• _Short task_
Say the number of lines containing the string "thực", and say nothing else.

Start Dataset records

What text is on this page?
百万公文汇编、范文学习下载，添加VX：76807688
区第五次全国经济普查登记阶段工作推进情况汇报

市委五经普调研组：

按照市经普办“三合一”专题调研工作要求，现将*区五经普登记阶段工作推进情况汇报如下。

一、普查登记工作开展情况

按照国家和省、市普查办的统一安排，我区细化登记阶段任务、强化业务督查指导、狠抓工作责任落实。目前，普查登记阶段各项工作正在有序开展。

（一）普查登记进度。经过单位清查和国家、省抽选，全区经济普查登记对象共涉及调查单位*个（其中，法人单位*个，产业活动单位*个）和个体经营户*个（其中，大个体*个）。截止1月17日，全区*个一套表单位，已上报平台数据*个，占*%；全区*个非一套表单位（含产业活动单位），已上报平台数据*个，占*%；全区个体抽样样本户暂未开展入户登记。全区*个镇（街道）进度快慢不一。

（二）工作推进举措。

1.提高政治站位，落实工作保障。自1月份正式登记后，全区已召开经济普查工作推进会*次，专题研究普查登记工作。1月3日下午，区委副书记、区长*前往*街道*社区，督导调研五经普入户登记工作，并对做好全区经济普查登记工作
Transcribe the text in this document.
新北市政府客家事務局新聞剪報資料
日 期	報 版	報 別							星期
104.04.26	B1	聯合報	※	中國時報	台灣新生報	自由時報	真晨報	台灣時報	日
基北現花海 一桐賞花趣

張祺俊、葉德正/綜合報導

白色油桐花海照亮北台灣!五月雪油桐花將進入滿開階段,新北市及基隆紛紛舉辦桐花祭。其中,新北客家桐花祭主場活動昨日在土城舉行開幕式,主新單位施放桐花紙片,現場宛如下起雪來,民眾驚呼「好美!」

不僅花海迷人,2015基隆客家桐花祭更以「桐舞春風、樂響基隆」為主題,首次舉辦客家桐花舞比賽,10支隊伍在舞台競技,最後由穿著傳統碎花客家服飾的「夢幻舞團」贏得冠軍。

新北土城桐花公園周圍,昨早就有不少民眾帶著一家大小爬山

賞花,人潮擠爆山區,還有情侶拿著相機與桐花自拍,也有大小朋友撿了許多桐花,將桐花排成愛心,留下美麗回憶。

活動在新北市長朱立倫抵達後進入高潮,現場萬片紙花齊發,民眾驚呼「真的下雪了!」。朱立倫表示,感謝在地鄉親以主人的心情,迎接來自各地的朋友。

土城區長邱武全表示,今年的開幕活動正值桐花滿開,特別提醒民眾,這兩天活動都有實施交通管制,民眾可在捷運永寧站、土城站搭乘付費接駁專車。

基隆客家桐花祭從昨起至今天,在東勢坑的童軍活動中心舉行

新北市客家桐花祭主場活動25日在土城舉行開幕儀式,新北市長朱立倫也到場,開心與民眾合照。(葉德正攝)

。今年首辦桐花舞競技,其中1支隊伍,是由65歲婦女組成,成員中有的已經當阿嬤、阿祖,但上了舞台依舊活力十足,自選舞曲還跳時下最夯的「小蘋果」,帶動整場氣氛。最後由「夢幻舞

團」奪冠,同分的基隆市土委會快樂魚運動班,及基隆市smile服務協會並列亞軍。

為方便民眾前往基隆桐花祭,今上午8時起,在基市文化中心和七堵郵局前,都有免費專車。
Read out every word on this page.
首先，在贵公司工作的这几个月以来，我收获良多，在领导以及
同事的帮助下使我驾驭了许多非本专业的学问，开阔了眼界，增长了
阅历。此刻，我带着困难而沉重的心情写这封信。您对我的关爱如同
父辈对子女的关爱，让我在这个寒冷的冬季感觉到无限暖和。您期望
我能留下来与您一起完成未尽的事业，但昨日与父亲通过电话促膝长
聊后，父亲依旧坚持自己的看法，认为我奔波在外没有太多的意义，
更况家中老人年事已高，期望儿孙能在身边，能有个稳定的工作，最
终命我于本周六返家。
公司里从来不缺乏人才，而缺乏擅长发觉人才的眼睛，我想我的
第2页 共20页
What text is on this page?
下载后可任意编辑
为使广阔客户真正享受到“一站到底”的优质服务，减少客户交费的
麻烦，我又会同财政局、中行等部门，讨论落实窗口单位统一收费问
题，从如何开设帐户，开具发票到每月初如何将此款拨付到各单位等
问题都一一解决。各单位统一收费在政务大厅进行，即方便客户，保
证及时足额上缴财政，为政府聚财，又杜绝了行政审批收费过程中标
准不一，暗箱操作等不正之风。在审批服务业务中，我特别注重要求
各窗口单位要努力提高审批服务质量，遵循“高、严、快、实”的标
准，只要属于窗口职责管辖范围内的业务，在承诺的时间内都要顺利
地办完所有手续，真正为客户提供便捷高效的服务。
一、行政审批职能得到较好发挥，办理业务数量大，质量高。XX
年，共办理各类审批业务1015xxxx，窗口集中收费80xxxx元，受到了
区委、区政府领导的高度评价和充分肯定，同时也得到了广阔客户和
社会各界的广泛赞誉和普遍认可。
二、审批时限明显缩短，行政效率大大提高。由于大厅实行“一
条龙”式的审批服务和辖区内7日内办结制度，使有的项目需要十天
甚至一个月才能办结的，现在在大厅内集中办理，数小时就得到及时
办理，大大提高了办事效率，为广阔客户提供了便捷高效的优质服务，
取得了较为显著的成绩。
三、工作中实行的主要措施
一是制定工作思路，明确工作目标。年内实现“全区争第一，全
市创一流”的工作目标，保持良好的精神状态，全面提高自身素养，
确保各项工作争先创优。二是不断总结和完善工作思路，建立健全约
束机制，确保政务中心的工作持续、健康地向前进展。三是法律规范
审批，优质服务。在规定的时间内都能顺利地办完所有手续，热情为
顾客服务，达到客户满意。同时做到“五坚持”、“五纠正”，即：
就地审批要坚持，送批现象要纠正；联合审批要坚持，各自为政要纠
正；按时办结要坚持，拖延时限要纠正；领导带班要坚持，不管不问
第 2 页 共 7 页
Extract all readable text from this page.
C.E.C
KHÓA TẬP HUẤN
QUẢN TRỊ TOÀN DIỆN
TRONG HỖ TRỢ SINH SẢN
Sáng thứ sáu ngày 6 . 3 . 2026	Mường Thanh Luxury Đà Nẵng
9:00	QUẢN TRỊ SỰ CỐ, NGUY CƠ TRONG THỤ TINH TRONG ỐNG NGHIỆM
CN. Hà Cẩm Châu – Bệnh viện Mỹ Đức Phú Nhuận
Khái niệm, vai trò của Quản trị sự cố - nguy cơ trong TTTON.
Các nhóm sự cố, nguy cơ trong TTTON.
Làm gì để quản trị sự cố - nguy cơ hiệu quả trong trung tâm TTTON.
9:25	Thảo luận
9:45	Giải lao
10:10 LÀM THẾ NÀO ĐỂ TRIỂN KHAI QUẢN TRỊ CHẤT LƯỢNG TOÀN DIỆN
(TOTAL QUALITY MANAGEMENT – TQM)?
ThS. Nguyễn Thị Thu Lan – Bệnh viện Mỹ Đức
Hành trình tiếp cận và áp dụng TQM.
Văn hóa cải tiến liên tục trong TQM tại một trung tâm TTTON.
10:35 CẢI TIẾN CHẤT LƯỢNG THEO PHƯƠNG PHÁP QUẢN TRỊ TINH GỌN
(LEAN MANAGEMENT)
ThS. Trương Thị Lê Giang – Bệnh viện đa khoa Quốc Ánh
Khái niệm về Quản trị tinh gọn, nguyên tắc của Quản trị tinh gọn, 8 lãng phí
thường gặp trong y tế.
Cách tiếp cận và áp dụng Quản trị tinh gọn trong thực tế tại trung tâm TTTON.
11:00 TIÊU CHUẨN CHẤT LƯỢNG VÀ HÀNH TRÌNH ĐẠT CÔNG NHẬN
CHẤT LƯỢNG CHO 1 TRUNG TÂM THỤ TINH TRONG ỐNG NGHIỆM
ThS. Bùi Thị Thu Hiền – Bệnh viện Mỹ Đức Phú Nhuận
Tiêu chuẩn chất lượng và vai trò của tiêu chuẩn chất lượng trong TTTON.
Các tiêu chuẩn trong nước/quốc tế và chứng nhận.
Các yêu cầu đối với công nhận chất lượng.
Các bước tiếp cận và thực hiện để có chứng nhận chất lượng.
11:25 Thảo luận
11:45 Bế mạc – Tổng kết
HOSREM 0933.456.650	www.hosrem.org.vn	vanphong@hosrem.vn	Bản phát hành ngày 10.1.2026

End Dataset records

• _The answer_
2